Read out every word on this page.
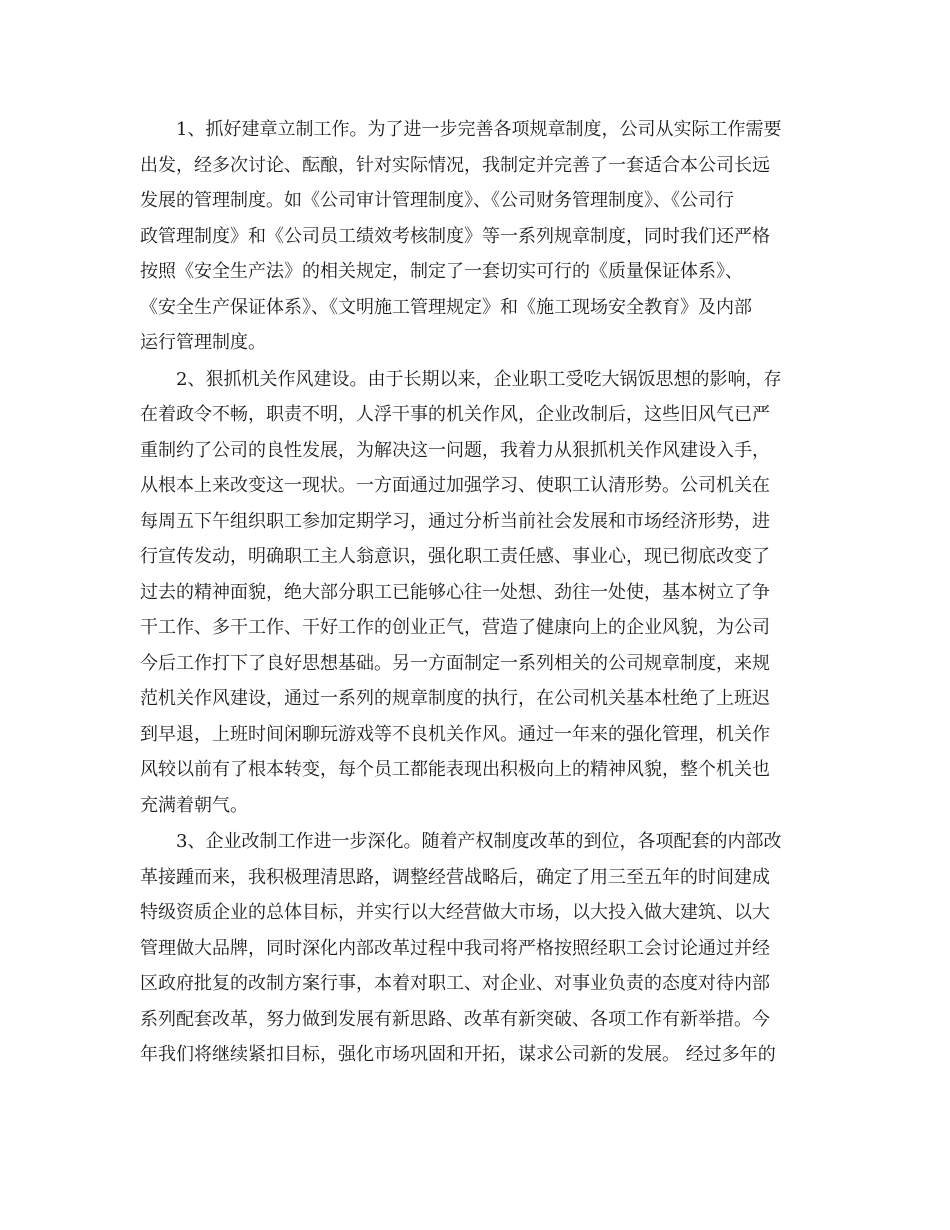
1、抓好建章立制工作。为了进一步完善各项规章制度，公司从实际工作需要
出发，经多次讨论、酝酿，针对实际情况，我制定并完善了一套适合本公司长远
发展的管理制度。如《公司审计管理制度》、《公司财务管理制度》、《公司行
政管理制度》和《公司员工绩效考核制度》等一系列规章制度，同时我们还严格
按照《安全生产法》的相关规定，制定了一套切实可行的《质量保证体系》、
《安全生产保证体系》、《文明施工管理规定》和《施工现场安全教育》及内部
运行管理制度。
2、狠抓机关作风建设。由于长期以来，企业职工受吃大锅饭思想的影响，存
在着政令不畅，职责不明，人浮干事的机关作风，企业改制后，这些旧风气已严
重制约了公司的良性发展，为解决这一问题，我着力从狠抓机关作风建设入手，
从根本上来改变这一现状。一方面通过加强学习、使职工认清形势。公司机关在
每周五下午组织职工参加定期学习，通过分析当前社会发展和市场经济形势，进
行宣传发动，明确职工主人翁意识，强化职工责任感、事业心，现已彻底改变了
过去的精神面貌，绝大部分职工已能够心往一处想、劲往一处使，基本树立了争
干工作、多干工作、干好工作的创业正气，营造了健康向上的企业风貌，为公司
今后工作打下了良好思想基础。另一方面制定一系列相关的公司规章制度，来规
范机关作风建设，通过一系列的规章制度的执行，在公司机关基本杜绝了上班迟
到早退，上班时间闲聊玩游戏等不良机关作风。通过一年来的强化管理，机关作
风较以前有了根本转变，每个员工都能表现出积极向上的精神风貌，整个机关也
充满着朝气。
3、企业改制工作进一步深化。随着产权制度改革的到位，各项配套的内部改
革接踵而来，我积极理清思路，调整经营战略后，确定了用三至五年的时间建成
特级资质企业的总体目标，并实行以大经营做大市场，以大投入做大建筑、以大
管理做大品牌，同时深化内部改革过程中我司将严格按照经职工会讨论通过并经
区政府批复的改制方案行事，本着对职工、对企业、对事业负责的态度对待内部
系列配套改革，努力做到发展有新思路、改革有新突破、各项工作有新举措。今
年我们将继续紧扣目标，强化市场巩固和开拓，谋求公司新的发展。 经过多年的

TASK INSTRUCTIONS:
Copy out the entries verbatim and leave the images out.

OUTPUT OF THE EXERCISE:
Read out every word on this page.
1、抓好建章立制工作。为了进一步完善各项规章制度，公司从实际工作需要
出发，经多次讨论、酝酿，针对实际情况，我制定并完善了一套适合本公司长远
发展的管理制度。如《公司审计管理制度》、《公司财务管理制度》、《公司行
政管理制度》和《公司员工绩效考核制度》等一系列规章制度，同时我们还严格
按照《安全生产法》的相关规定，制定了一套切实可行的《质量保证体系》、
《安全生产保证体系》、《文明施工管理规定》和《施工现场安全教育》及内部
运行管理制度。
2、狠抓机关作风建设。由于长期以来，企业职工受吃大锅饭思想的影响，存
在着政令不畅，职责不明，人浮干事的机关作风，企业改制后，这些旧风气已严
重制约了公司的良性发展，为解决这一问题，我着力从狠抓机关作风建设入手，
从根本上来改变这一现状。一方面通过加强学习、使职工认清形势。公司机关在
每周五下午组织职工参加定期学习，通过分析当前社会发展和市场经济形势，进
行宣传发动，明确职工主人翁意识，强化职工责任感、事业心，现已彻底改变了
过去的精神面貌，绝大部分职工已能够心往一处想、劲往一处使，基本树立了争
干工作、多干工作、干好工作的创业正气，营造了健康向上的企业风貌，为公司
今后工作打下了良好思想基础。另一方面制定一系列相关的公司规章制度，来规
范机关作风建设，通过一系列的规章制度的执行，在公司机关基本杜绝了上班迟
到早退，上班时间闲聊玩游戏等不良机关作风。通过一年来的强化管理，机关作
风较以前有了根本转变，每个员工都能表现出积极向上的精神风貌，整个机关也
充满着朝气。
3、企业改制工作进一步深化。随着产权制度改革的到位，各项配套的内部改
革接踵而来，我积极理清思路，调整经营战略后，确定了用三至五年的时间建成
特级资质企业的总体目标，并实行以大经营做大市场，以大投入做大建筑、以大
管理做大品牌，同时深化内部改革过程中我司将严格按照经职工会讨论通过并经
区政府批复的改制方案行事，本着对职工、对企业、对事业负责的态度对待内部
系列配套改革，努力做到发展有新思路、改革有新突破、各项工作有新举措。今
年我们将继续紧扣目标，强化市场巩固和开拓，谋求公司新的发展。 经过多年的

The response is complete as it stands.